# [REQUIRED TASK 1]
In the rows, starting at the first row and ending at the row that contains "- flower-marker-cold: ✿: [1157, 1245, 1182, 1280]", replace "flower-marker-warm" with "petal-marker-warm" and reproduce those rows with no other changes.

# [EXTRACTED TEXT]

· · · · ·

# My Classical Music Journey is stuck and moving backward



## jurianbai (Nov 23, 2008)

About eleven years ago , I joined this forum. I was just a regular listener to classical music. After I joined TC, I was exposed to a very big universe of classical music. The most important discovery is I learn about less-mainstream composers, the modern era (post-Dvorak era...), the Atonal music! and many more. I listen all of them.

I know in art, we need to progress and learn how the art evolve into new style. The classical music is like progress from Baroque to Modern era. However, in this couple of recent years, I was stuck in my favorite era, the Classical era. In fact, I have stop listen to works beyond Romantic era for recent years. Later, I even moving backward, where I start dig more the late Baroque, then the mainstream Baroque era. I don't know, but after spending many years listening to music from 20th century, I really didn't feel too impressed. But when I listen to one of the Carl Phillip Emannuel Bach's flute quartet, I keep thinking, how can this so amazingly composed music never make it into mainstream. Also I wonder how legendary the composer from this era, using a 'limited' and 'repetitive' style, can still produced dozen of creativity. I mean, in modern era, there already an outside of box listener who can accept unusual thing. But in 1719, those patrons need music to relax themselves. Yet Sebastian created a Brandenburg Concertos that are so extravaganza.....

Thus my Classical music journey is stuck and moving backward ever since.....


----------



## elgar's ghost (Aug 8, 2010)

I don't think you have much to worry about, J. You've given other eras a fair chance and now you've found your proper comfort zone, which is certainly no bad thing. Judging by the variety of baroque/classical composers you have shown to us on various threads I would assume that you have acquired an impressive amount of knowledge and understanding of that particular era - that in itself is its own reward.


----------



## jurianbai (Nov 23, 2008)

You probably right! I have actually research most of composers after I have found them. I read all their wikipedia article, then searching internet for more information. Usually, and this is interesting, there are many Amazon reviewer who shared unbelievably important information that added new dimension to the music I listened too. Meaning there are many classical geeks out there listen to the same thing. It just that I don't have enough musical background that enable me to expressed my listening experience in technical words.


----------



## Ingélou (Feb 10, 2013)

I think there always comes a point when, with whatever we take up, we want to specialise and go deeper, be it art, literature, physical activity or whatever. When I was at university, I studied literature up to the present (which was then twentieth-century), but now I tend to stick to earlier epochs for poetry, the seventeenth and eighteenth centuries for preference, and to nineteenth century literary novels, when I'm not reading something much lighter.

When I joined TC nearly 6 years ago, I was hungry for knowledge and there was so much I didn't know, so I did ask for help, and got it, and tried lots of different things. Now, I just don't do as much or listen as much.

· · · · ·

# [DATA SUPPLIED]
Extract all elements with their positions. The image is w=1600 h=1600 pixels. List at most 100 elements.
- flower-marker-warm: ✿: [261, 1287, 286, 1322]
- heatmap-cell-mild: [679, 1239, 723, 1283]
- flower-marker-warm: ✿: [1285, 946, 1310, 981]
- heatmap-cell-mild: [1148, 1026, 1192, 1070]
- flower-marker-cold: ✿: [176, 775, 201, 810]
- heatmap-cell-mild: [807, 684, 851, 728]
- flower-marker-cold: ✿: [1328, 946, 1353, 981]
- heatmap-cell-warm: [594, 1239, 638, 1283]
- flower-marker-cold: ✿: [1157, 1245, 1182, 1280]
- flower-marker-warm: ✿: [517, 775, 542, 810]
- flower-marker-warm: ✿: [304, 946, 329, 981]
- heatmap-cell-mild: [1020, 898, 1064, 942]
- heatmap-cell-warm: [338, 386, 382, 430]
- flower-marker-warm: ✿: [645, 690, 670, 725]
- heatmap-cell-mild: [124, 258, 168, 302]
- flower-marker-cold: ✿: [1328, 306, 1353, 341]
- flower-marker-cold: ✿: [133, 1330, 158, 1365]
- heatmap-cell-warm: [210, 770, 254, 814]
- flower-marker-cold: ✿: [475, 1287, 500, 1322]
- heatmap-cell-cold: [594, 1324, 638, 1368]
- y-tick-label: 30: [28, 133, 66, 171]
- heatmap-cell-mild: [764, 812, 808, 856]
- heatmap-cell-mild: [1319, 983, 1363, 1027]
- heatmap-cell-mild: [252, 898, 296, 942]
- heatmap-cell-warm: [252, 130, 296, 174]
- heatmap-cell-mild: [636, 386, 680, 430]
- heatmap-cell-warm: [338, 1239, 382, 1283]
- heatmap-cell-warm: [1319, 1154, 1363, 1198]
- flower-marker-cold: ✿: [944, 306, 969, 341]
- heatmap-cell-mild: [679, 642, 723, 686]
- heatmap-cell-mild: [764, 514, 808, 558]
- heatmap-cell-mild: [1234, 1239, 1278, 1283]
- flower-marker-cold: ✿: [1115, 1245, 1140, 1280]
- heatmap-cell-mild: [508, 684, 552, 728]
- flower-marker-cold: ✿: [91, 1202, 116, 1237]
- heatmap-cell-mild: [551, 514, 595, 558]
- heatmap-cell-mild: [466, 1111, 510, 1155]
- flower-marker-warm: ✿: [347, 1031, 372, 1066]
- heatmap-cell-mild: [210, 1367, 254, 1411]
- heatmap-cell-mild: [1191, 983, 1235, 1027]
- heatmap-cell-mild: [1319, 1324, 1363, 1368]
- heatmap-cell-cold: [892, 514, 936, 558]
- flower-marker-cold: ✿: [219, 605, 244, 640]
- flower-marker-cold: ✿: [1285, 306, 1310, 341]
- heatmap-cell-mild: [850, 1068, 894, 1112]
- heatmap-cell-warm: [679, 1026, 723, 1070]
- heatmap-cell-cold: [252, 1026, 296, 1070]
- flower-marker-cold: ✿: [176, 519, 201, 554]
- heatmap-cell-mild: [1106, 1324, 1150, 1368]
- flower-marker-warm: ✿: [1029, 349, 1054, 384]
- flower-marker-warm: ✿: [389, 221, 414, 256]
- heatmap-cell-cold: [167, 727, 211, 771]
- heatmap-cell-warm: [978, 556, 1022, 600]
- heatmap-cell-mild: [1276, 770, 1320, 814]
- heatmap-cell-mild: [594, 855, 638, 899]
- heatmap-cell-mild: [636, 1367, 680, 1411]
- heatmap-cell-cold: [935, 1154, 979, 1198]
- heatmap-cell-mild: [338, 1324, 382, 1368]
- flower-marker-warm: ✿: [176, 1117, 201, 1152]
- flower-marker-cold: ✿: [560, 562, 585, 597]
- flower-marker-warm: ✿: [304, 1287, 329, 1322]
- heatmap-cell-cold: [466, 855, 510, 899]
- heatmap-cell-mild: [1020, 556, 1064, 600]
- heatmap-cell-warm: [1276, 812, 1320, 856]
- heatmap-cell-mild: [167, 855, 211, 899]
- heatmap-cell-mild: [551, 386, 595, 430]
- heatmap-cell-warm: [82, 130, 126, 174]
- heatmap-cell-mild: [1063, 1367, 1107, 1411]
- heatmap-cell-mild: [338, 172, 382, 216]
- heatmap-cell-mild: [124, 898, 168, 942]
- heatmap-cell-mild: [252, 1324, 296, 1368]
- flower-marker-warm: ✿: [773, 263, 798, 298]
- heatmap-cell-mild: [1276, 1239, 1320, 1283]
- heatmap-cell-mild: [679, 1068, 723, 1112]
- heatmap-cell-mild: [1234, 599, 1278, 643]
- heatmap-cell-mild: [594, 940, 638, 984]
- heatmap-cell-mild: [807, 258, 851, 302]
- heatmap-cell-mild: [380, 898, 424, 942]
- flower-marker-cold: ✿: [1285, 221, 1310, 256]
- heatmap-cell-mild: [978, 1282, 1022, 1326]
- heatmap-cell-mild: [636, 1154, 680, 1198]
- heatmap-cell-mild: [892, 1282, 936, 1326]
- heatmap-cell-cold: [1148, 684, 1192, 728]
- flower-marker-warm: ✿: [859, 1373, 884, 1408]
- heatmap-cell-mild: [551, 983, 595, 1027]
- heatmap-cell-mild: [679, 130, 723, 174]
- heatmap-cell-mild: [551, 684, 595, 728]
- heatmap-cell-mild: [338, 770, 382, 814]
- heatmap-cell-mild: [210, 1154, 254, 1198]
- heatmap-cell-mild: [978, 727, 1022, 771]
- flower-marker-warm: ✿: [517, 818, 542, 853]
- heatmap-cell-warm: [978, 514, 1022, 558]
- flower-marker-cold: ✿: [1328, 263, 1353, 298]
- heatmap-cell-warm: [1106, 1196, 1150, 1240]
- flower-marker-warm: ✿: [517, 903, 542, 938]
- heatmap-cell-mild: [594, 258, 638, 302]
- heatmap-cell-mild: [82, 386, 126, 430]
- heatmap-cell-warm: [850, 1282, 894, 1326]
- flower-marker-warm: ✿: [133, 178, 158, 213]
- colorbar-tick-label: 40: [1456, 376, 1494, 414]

· · · · ·

# [REQUIRED TASK 2]
According to the forum thread on classical music, which composer's flute quartet prompted jurianbai to wonder why such music never became mainstream?

# [SOLUTION 1]
Extract all elements with their positions. The image is w=1600 h=1600 pixels. List at most 100 elements.
- petal-marker-warm: ✿: [261, 1287, 286, 1322]
- heatmap-cell-mild: [679, 1239, 723, 1283]
- petal-marker-warm: ✿: [1285, 946, 1310, 981]
- heatmap-cell-mild: [1148, 1026, 1192, 1070]
- flower-marker-cold: ✿: [176, 775, 201, 810]
- heatmap-cell-mild: [807, 684, 851, 728]
- flower-marker-cold: ✿: [1328, 946, 1353, 981]
- heatmap-cell-warm: [594, 1239, 638, 1283]
- flower-marker-cold: ✿: [1157, 1245, 1182, 1280]

# [SOLUTION 2]
Carl Phillip Emannuel Bach